-- START OF Data lines --

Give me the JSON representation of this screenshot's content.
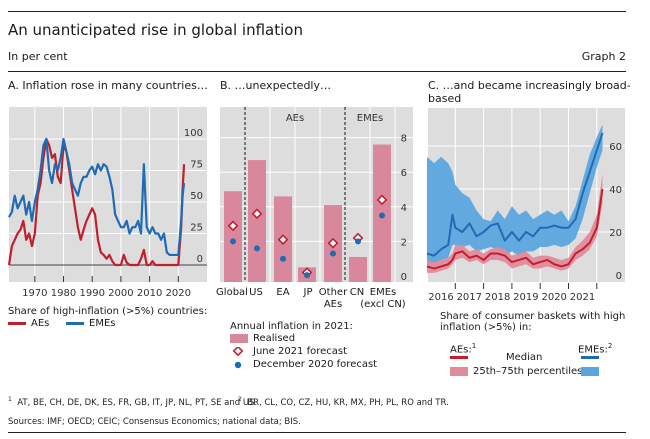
{
  "header": {
    "title": "An unanticipated rise in global inflation",
    "subtitle": "In per cent",
    "graph_number": "Graph 2"
  },
  "colors": {
    "ae": "#c0202e",
    "eme": "#1f6bb4",
    "ae_band": "#e08a9a",
    "eme_band": "#5aa5de",
    "bar": "#d9879c",
    "plot_bg": "#dddddd",
    "grid": "#ffffff"
  },
  "panels": {
    "a": {
      "title": "A. Inflation rose in many countries…",
      "legend_title": "Share of high-inflation (>5%) countries:",
      "legend": [
        "AEs",
        "EMEs"
      ]
    },
    "b": {
      "title": "B. …unexpectedly…",
      "group_labels": [
        "AEs",
        "EMEs"
      ],
      "legend_title": "Annual inflation in 2021:",
      "legend": [
        "Realised",
        "June 2021 forecast",
        "December 2020 forecast"
      ]
    },
    "c": {
      "title_line1": "C. …and became increasingly broad-",
      "title_line2": "based",
      "legend_title_line1": "Share of consumer baskets with high",
      "legend_title_line2": "inflation (>5%) in:",
      "legend_ae_head": "AEs:",
      "legend_ae_sup": "1",
      "legend_eme_head": "EMEs:",
      "legend_eme_sup": "2",
      "legend_median": "Median",
      "legend_band": "25th–75th percentiles"
    }
  },
  "footnotes": {
    "fn1_num": "1",
    "fn1": "AT, BE, CH, DE, DK, ES, FR, GB, IT, JP, NL, PT, SE and US.",
    "fn2_num": "2",
    "fn2": "BR, CL, CO, CZ, HU, KR, MX, PH, PL, RO and TR.",
    "sources": "Sources: IMF; OECD; CEIC; Consensus Economics; national data; BIS."
  },
  "chart_data": [
    {
      "type": "line",
      "title": "A. Inflation rose in many countries…",
      "xlabel": "",
      "ylabel": "Share of high-inflation (>5%) countries (%)",
      "xlim": [
        1961,
        2030
      ],
      "ylim": [
        -10,
        118
      ],
      "xticks": [
        1970,
        1980,
        1990,
        2000,
        2010,
        2020
      ],
      "yticks": [
        0,
        25,
        50,
        75,
        100
      ],
      "grid": true,
      "legend_position": "bottom",
      "series": [
        {
          "name": "AEs",
          "x": [
            1961,
            1962,
            1963,
            1964,
            1965,
            1966,
            1967,
            1968,
            1969,
            1970,
            1971,
            1972,
            1973,
            1974,
            1975,
            1976,
            1977,
            1978,
            1979,
            1980,
            1981,
            1982,
            1983,
            1984,
            1985,
            1986,
            1987,
            1988,
            1989,
            1990,
            1991,
            1992,
            1993,
            1994,
            1995,
            1996,
            1997,
            1998,
            1999,
            2000,
            2001,
            2002,
            2003,
            2004,
            2005,
            2006,
            2007,
            2008,
            2009,
            2010,
            2011,
            2012,
            2013,
            2014,
            2015,
            2016,
            2017,
            2018,
            2019,
            2020,
            2021,
            2021.5,
            2022
          ],
          "y": [
            0,
            15,
            20,
            25,
            28,
            35,
            20,
            25,
            15,
            25,
            55,
            65,
            85,
            100,
            95,
            85,
            88,
            70,
            65,
            95,
            90,
            75,
            60,
            45,
            30,
            20,
            28,
            35,
            40,
            45,
            40,
            20,
            10,
            8,
            5,
            8,
            3,
            0,
            0,
            0,
            8,
            2,
            0,
            0,
            0,
            0,
            5,
            12,
            0,
            0,
            3,
            0,
            0,
            0,
            0,
            0,
            0,
            0,
            0,
            0,
            30,
            60,
            80
          ]
        },
        {
          "name": "EMEs",
          "x": [
            1961,
            1962,
            1963,
            1964,
            1965,
            1966,
            1967,
            1968,
            1969,
            1970,
            1971,
            1972,
            1973,
            1974,
            1975,
            1976,
            1977,
            1978,
            1979,
            1980,
            1981,
            1982,
            1983,
            1984,
            1985,
            1986,
            1987,
            1988,
            1989,
            1990,
            1991,
            1992,
            1993,
            1994,
            1995,
            1996,
            1997,
            1998,
            1999,
            2000,
            2001,
            2002,
            2003,
            2004,
            2005,
            2006,
            2007,
            2008,
            2009,
            2010,
            2011,
            2012,
            2013,
            2014,
            2015,
            2016,
            2017,
            2018,
            2019,
            2020,
            2021,
            2021.5,
            2022
          ],
          "y": [
            38,
            42,
            55,
            45,
            50,
            55,
            40,
            50,
            35,
            50,
            60,
            75,
            95,
            100,
            75,
            65,
            80,
            75,
            85,
            100,
            90,
            80,
            65,
            60,
            55,
            65,
            70,
            70,
            75,
            78,
            72,
            80,
            75,
            80,
            78,
            70,
            60,
            40,
            35,
            30,
            30,
            35,
            25,
            30,
            30,
            35,
            25,
            80,
            30,
            25,
            30,
            25,
            25,
            20,
            25,
            10,
            8,
            8,
            8,
            8,
            35,
            55,
            65
          ]
        }
      ]
    },
    {
      "type": "bar",
      "title": "B. …unexpectedly…",
      "xlabel": "",
      "ylabel": "Annual inflation in 2021 (%)",
      "ylim": [
        -0.35,
        9.9
      ],
      "yticks": [
        0,
        2,
        4,
        6,
        8
      ],
      "grid": true,
      "categories": [
        "Global",
        "US",
        "EA",
        "JP",
        "Other AEs",
        "CN",
        "EMEs (excl CN)"
      ],
      "category_groups": [
        {
          "label": "",
          "members": [
            "Global"
          ]
        },
        {
          "label": "AEs",
          "members": [
            "US",
            "EA",
            "JP",
            "Other AEs"
          ]
        },
        {
          "label": "EMEs",
          "members": [
            "CN",
            "EMEs (excl CN)"
          ]
        }
      ],
      "series": [
        {
          "name": "Realised",
          "kind": "bar",
          "values": [
            4.9,
            6.7,
            4.6,
            0.5,
            4.1,
            1.1,
            7.6
          ]
        },
        {
          "name": "June 2021 forecast",
          "kind": "diamond",
          "values": [
            2.9,
            3.6,
            2.1,
            0.2,
            1.9,
            2.2,
            4.4
          ]
        },
        {
          "name": "December 2020 forecast",
          "kind": "dot",
          "values": [
            2.0,
            1.6,
            1.0,
            0.05,
            1.3,
            2.0,
            3.5
          ]
        }
      ],
      "legend_position": "bottom"
    },
    {
      "type": "area",
      "title": "C. …and became increasingly broad-based",
      "xlabel": "",
      "ylabel": "Share of consumer baskets with high inflation (>5%) (%)",
      "xlim": [
        2016.0,
        2022.3
      ],
      "ylim": [
        -3,
        78
      ],
      "xticks": [
        2016,
        2017,
        2018,
        2019,
        2020,
        2021
      ],
      "yticks": [
        0,
        20,
        40,
        60
      ],
      "grid": true,
      "legend_position": "bottom",
      "x": [
        2016.0,
        2016.25,
        2016.5,
        2016.75,
        2016.9,
        2017.0,
        2017.25,
        2017.5,
        2017.75,
        2018.0,
        2018.25,
        2018.5,
        2018.75,
        2019.0,
        2019.25,
        2019.5,
        2019.75,
        2020.0,
        2020.25,
        2020.5,
        2020.75,
        2021.0,
        2021.25,
        2021.5,
        2021.75,
        2022.0,
        2022.2
      ],
      "series": [
        {
          "name": "AEs median",
          "group": "AEs",
          "median": [
            4,
            3,
            4,
            5,
            7,
            10,
            11,
            8,
            9,
            7,
            10,
            10,
            9,
            6,
            7,
            8,
            5,
            6,
            7,
            5,
            4,
            5,
            10,
            12,
            15,
            22,
            40
          ]
        },
        {
          "name": "AEs 25th percentile",
          "group": "AEs",
          "values": [
            1,
            1,
            2,
            3,
            5,
            7,
            8,
            6,
            7,
            5,
            7,
            7,
            6,
            3,
            4,
            5,
            3,
            3,
            4,
            3,
            2,
            3,
            7,
            9,
            12,
            18,
            33
          ]
        },
        {
          "name": "AEs 75th percentile",
          "group": "AEs",
          "values": [
            7,
            6,
            7,
            8,
            10,
            14,
            14,
            11,
            12,
            10,
            12,
            13,
            12,
            9,
            10,
            11,
            8,
            9,
            9,
            8,
            7,
            8,
            13,
            16,
            20,
            28,
            47
          ]
        },
        {
          "name": "EMEs median",
          "group": "EMEs",
          "median": [
            10,
            9,
            12,
            14,
            28,
            22,
            20,
            24,
            18,
            20,
            23,
            24,
            16,
            20,
            16,
            20,
            18,
            22,
            22,
            23,
            22,
            22,
            26,
            38,
            48,
            58,
            66
          ]
        },
        {
          "name": "EMEs 25th percentile",
          "group": "EMEs",
          "values": [
            6,
            5,
            7,
            8,
            14,
            14,
            13,
            14,
            11,
            12,
            13,
            12,
            9,
            11,
            9,
            11,
            11,
            13,
            13,
            14,
            13,
            14,
            17,
            26,
            38,
            50,
            58
          ]
        },
        {
          "name": "EMEs 75th percentile",
          "group": "EMEs",
          "values": [
            55,
            52,
            55,
            52,
            48,
            42,
            38,
            36,
            30,
            26,
            25,
            30,
            26,
            32,
            28,
            30,
            26,
            28,
            30,
            28,
            30,
            25,
            32,
            44,
            56,
            64,
            70
          ]
        }
      ]
    }
  ]
}
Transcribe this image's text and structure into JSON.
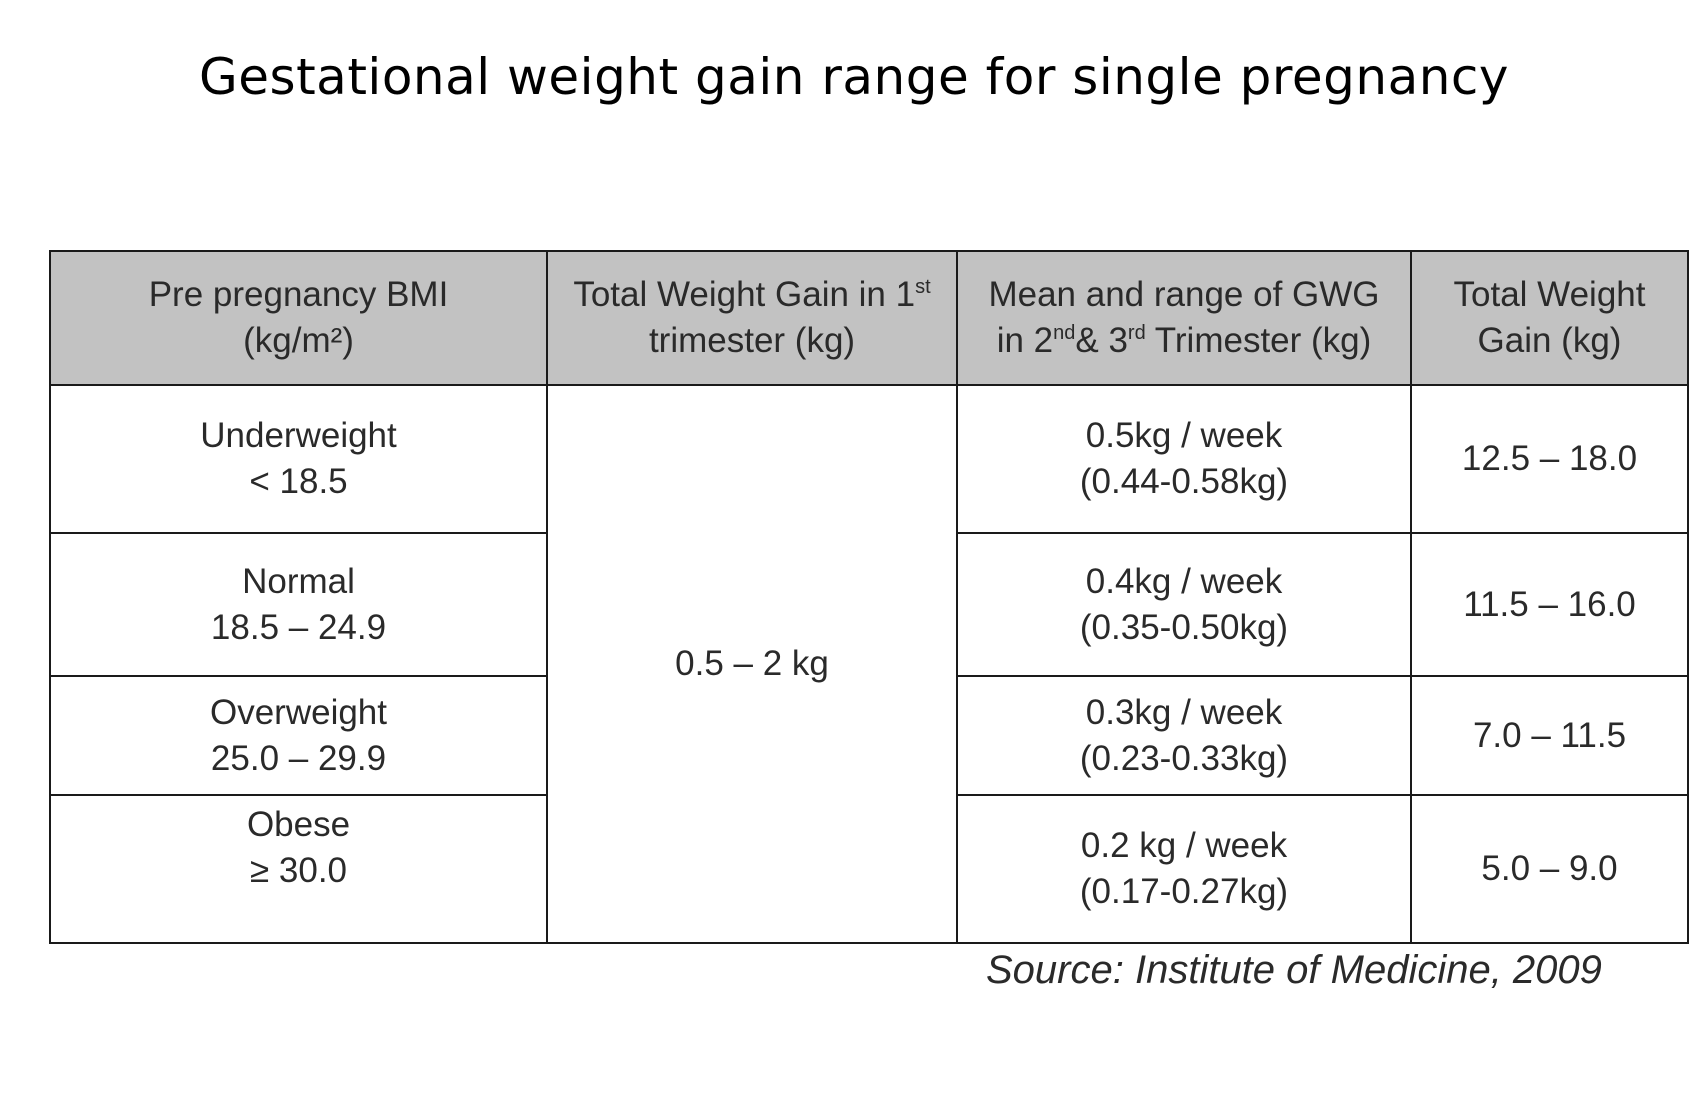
{
  "title": "Gestational weight gain range for single pregnancy",
  "table": {
    "headers": {
      "bmi": {
        "line1": "Pre pregnancy BMI",
        "line2": "(kg/m²)"
      },
      "first_trimester": {
        "line1_a": "Total Weight Gain in 1",
        "line1_sup": "st",
        "line2": "trimester (kg)"
      },
      "gwg": {
        "line1": "Mean and range of GWG",
        "line2_a": "in 2",
        "line2_sup1": "nd",
        "line2_b": "& 3",
        "line2_sup2": "rd",
        "line2_c": " Trimester (kg)"
      },
      "total": {
        "line1": "Total Weight",
        "line2": "Gain (kg)"
      }
    },
    "first_trimester_value": "0.5 – 2 kg",
    "rows": [
      {
        "category": "Underweight",
        "bmi_range": "< 18.5",
        "rate": "0.5kg / week",
        "rate_range": "(0.44-0.58kg)",
        "total": "12.5 – 18.0"
      },
      {
        "category": "Normal",
        "bmi_range": "18.5 – 24.9",
        "rate": "0.4kg / week",
        "rate_range": "(0.35-0.50kg)",
        "total": "11.5 – 16.0"
      },
      {
        "category": "Overweight",
        "bmi_range": "25.0 – 29.9",
        "rate": "0.3kg / week",
        "rate_range": "(0.23-0.33kg)",
        "total": "7.0 – 11.5"
      },
      {
        "category": "Obese",
        "bmi_range": "≥ 30.0",
        "rate": "0.2 kg / week",
        "rate_range": "(0.17-0.27kg)",
        "total": "5.0 – 9.0"
      }
    ]
  },
  "source": "Source: Institute of Medicine, 2009"
}
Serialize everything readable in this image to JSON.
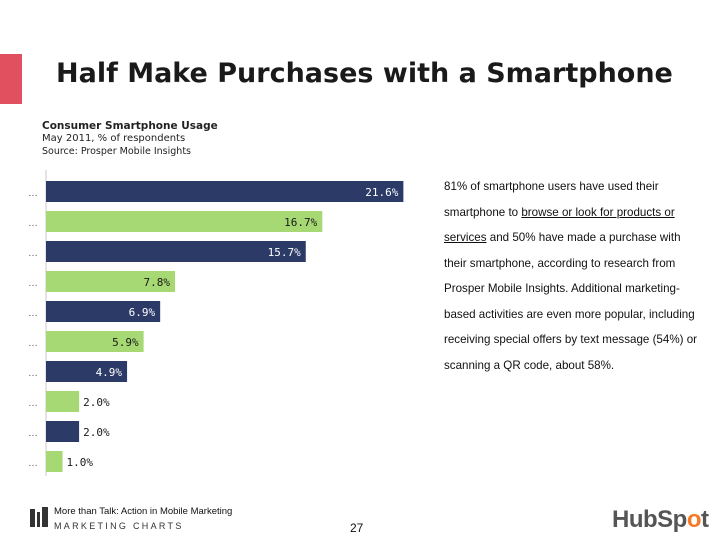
{
  "header": {
    "title": "Half Make Purchases with a Smartphone",
    "accent_color": "#e0505e"
  },
  "chart_data": {
    "type": "bar",
    "orientation": "horizontal",
    "title": "Consumer Smartphone Usage",
    "subtitle": "May 2011, % of respondents",
    "source": "Source: Prosper Mobile Insights",
    "categories": [
      "…",
      "…",
      "…",
      "…",
      "…",
      "…",
      "…",
      "…",
      "…",
      "…"
    ],
    "values": [
      21.6,
      16.7,
      15.7,
      7.8,
      6.9,
      5.9,
      4.9,
      2.0,
      2.0,
      1.0
    ],
    "value_labels": [
      "21.6%",
      "16.7%",
      "15.7%",
      "7.8%",
      "6.9%",
      "5.9%",
      "4.9%",
      "2.0%",
      "2.0%",
      "1.0%"
    ],
    "bar_colors": [
      "#2b3a67",
      "#a6d873",
      "#2b3a67",
      "#a6d873",
      "#2b3a67",
      "#a6d873",
      "#2b3a67",
      "#a6d873",
      "#2b3a67",
      "#a6d873"
    ],
    "xlim": [
      0,
      22
    ],
    "grid": false,
    "legend": "none"
  },
  "paragraph": {
    "p1": "81% of smartphone users have used their smartphone to ",
    "link": "browse or look for products or services",
    "p2": " and 50% have made a purchase with their smartphone, according to research from Prosper Mobile Insights. Additional marketing-based activities are even more popular, including receiving special offers by text message (54%) or scanning a QR code, about 58%."
  },
  "footer": {
    "source_title": "More than Talk: Action in Mobile Marketing",
    "brand": "MARKETING CHARTS",
    "page_number": "27",
    "logo_hub": "HubSp",
    "logo_o": "o",
    "logo_t": "t"
  },
  "colors": {
    "dark_bar": "#2b3a67",
    "light_bar": "#a6d873",
    "hubspot_orange": "#f47a26"
  }
}
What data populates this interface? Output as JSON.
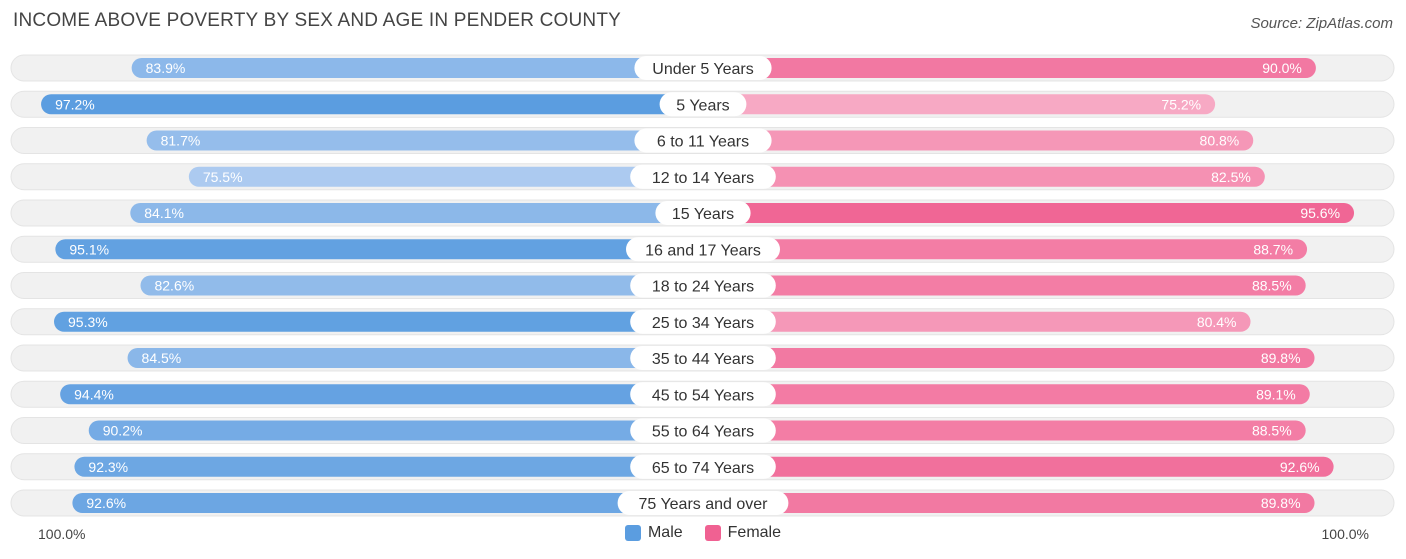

-- END OF Data lines --

Problem description:
Your task is to copy word for word the lines from the line containing "Serialize everything readable" to the end of the listing, both included, and to drop any pictures.

Correct output:
Serialize everything readable in this image to JSON.
{
  "header": {
    "title": "Half Make Purchases with a Smartphone",
    "accent_color": "#e0505e"
  },
  "chart_data": {
    "type": "bar",
    "orientation": "horizontal",
    "title": "Consumer Smartphone Usage",
    "subtitle": "May 2011, % of respondents",
    "source": "Source: Prosper Mobile Insights",
    "categories": [
      "…",
      "…",
      "…",
      "…",
      "…",
      "…",
      "…",
      "…",
      "…",
      "…"
    ],
    "values": [
      21.6,
      16.7,
      15.7,
      7.8,
      6.9,
      5.9,
      4.9,
      2.0,
      2.0,
      1.0
    ],
    "value_labels": [
      "21.6%",
      "16.7%",
      "15.7%",
      "7.8%",
      "6.9%",
      "5.9%",
      "4.9%",
      "2.0%",
      "2.0%",
      "1.0%"
    ],
    "bar_colors": [
      "#2b3a67",
      "#a6d873",
      "#2b3a67",
      "#a6d873",
      "#2b3a67",
      "#a6d873",
      "#2b3a67",
      "#a6d873",
      "#2b3a67",
      "#a6d873"
    ],
    "xlim": [
      0,
      22
    ],
    "grid": false,
    "legend": "none"
  },
  "paragraph": {
    "p1": "81% of smartphone users have used their smartphone to ",
    "link": "browse or look for products or services",
    "p2": " and 50% have made a purchase with their smartphone, according to research from Prosper Mobile Insights. Additional marketing-based activities are even more popular, including receiving special offers by text message (54%) or scanning a QR code, about 58%."
  },
  "footer": {
    "source_title": "More than Talk: Action in Mobile Marketing",
    "brand": "MARKETING CHARTS",
    "page_number": "27",
    "logo_hub": "HubSp",
    "logo_o": "o",
    "logo_t": "t"
  },
  "colors": {
    "dark_bar": "#2b3a67",
    "light_bar": "#a6d873",
    "hubspot_orange": "#f47a26"
  }
}
What data populates this interface? Output as JSON.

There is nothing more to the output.